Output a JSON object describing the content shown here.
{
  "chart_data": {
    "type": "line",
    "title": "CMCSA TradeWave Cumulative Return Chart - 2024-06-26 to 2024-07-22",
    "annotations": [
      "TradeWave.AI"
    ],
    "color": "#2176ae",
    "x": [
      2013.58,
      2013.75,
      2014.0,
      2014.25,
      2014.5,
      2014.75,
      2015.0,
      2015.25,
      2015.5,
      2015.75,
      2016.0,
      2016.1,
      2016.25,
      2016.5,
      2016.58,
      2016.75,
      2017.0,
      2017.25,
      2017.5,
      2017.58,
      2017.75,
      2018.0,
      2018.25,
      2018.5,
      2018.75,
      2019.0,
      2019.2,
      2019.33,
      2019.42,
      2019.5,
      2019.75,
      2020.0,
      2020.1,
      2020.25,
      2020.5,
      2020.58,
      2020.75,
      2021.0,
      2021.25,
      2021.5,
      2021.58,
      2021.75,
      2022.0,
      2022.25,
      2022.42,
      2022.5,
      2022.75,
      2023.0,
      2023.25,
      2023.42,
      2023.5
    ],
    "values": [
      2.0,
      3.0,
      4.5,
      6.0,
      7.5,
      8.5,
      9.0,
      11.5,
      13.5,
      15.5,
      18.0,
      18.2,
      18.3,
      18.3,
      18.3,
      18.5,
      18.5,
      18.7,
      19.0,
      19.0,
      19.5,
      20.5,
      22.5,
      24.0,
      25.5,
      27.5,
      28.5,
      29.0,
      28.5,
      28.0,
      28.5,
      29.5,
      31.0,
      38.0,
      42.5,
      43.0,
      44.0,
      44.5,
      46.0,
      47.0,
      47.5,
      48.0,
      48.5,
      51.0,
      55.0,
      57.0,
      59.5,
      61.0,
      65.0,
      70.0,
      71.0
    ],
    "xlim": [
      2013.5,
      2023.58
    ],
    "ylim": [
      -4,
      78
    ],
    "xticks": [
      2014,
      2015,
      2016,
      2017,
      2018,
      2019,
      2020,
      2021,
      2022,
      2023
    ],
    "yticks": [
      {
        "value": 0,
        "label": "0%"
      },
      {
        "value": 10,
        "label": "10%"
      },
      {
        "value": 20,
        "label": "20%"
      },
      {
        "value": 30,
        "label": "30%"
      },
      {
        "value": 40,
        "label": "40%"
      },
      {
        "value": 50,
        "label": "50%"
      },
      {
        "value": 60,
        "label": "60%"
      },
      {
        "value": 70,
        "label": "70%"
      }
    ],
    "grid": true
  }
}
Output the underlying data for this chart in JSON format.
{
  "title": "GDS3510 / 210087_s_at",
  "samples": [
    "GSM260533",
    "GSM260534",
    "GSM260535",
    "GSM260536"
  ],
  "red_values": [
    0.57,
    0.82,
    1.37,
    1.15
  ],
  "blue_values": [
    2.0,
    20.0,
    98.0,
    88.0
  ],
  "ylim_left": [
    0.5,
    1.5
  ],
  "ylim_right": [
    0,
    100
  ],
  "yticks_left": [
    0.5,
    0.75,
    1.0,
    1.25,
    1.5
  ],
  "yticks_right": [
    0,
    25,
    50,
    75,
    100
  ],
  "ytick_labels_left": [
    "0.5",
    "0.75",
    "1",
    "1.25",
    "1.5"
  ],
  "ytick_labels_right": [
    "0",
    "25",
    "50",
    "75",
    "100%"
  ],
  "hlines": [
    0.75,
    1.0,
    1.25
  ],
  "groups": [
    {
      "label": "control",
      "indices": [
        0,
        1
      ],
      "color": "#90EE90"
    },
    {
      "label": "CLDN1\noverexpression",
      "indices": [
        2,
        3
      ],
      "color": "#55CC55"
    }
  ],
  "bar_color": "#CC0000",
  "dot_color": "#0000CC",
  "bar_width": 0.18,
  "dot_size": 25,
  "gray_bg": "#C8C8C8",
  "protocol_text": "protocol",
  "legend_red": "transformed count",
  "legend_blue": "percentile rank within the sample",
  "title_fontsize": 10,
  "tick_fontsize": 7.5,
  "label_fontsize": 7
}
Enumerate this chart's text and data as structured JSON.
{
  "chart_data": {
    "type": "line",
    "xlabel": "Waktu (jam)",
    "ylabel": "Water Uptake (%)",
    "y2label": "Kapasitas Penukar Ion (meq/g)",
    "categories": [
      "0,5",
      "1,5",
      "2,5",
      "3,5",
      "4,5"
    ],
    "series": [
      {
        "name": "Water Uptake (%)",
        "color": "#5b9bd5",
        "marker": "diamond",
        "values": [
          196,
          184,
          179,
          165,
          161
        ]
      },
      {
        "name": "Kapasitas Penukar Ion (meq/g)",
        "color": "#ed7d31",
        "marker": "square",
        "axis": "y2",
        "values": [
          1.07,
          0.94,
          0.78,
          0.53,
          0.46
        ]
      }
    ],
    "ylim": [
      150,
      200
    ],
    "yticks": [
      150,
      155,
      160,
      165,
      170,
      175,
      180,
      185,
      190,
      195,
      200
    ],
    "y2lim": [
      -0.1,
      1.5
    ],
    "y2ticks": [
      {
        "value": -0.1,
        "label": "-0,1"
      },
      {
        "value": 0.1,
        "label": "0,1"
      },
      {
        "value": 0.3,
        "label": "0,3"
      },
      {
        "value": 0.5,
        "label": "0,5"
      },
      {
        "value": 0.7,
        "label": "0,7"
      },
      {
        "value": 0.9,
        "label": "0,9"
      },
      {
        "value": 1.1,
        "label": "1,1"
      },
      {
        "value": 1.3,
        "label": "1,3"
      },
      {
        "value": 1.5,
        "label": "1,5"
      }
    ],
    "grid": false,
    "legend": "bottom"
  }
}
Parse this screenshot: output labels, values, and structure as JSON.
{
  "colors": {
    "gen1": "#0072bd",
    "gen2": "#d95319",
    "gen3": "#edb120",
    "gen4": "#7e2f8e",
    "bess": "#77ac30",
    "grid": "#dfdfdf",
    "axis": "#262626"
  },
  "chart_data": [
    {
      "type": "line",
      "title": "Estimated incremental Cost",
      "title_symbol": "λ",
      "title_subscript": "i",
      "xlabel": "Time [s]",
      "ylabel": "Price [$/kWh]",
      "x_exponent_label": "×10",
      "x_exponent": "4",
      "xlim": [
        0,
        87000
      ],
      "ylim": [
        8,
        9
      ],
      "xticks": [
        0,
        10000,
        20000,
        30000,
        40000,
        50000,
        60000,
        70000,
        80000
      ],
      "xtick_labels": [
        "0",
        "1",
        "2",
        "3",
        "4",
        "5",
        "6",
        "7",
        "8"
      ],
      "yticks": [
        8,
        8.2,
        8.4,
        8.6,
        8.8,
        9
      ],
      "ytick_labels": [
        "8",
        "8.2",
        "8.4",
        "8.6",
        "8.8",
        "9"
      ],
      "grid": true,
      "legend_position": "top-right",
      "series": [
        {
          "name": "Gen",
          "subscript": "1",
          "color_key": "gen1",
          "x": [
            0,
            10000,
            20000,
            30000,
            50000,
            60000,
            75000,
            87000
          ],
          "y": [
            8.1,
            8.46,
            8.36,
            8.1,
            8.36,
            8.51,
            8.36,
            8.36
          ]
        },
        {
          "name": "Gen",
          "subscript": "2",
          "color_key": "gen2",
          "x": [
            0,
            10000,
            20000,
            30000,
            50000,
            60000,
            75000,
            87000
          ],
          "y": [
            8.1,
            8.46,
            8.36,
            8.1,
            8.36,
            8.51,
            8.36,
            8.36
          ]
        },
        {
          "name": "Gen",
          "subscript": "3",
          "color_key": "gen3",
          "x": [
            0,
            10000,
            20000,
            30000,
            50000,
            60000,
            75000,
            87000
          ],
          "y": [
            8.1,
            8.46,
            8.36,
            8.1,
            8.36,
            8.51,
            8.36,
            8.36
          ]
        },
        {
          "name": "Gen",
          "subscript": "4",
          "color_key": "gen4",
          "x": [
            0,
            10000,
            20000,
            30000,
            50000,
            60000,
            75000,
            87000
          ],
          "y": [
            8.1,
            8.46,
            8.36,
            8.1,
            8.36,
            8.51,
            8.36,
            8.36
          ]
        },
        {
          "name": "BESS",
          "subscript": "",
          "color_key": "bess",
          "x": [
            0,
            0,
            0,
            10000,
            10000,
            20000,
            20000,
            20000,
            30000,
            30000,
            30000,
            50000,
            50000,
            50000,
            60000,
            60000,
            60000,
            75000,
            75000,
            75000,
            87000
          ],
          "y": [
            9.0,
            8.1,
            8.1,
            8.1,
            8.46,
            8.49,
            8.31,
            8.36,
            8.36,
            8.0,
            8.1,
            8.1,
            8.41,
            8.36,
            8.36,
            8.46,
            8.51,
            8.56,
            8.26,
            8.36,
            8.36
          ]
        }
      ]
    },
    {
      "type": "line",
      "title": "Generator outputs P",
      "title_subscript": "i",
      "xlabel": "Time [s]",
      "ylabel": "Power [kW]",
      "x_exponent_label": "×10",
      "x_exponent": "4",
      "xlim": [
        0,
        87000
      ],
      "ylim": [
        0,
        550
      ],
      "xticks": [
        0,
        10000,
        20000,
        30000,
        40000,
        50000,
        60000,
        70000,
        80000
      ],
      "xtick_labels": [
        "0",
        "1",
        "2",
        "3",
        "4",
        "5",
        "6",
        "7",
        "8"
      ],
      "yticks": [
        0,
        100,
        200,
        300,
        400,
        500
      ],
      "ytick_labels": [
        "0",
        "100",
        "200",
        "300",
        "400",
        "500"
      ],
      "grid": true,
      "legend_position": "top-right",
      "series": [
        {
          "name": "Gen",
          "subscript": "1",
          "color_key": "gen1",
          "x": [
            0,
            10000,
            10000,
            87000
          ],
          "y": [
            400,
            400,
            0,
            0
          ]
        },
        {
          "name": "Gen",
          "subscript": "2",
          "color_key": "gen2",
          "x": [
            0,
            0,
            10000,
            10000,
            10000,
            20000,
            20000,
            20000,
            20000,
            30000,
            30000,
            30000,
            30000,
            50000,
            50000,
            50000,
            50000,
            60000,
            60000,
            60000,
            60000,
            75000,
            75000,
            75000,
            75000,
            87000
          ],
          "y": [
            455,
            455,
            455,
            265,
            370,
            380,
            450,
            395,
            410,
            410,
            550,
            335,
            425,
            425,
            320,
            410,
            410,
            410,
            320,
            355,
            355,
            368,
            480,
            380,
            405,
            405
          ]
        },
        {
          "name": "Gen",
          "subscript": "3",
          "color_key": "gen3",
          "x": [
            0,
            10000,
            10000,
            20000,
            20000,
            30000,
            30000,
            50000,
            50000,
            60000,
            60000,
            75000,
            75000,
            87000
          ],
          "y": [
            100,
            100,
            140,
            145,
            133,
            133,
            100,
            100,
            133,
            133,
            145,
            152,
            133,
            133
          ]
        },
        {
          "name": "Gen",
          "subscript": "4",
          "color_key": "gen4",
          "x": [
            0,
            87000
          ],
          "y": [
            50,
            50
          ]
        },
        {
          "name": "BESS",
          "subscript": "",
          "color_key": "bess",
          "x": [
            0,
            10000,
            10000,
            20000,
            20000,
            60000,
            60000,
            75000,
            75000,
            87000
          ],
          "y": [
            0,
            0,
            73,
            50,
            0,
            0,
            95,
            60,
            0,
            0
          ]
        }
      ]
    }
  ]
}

========================================

Directive —
Find the string "Kapasitas" in the records, then copy each line where it occurs.

Output of the exercise —
    "y2label": "Kapasitas Penukar Ion (meq/g)",
        "name": "Kapasitas Penukar Ion (meq/g)",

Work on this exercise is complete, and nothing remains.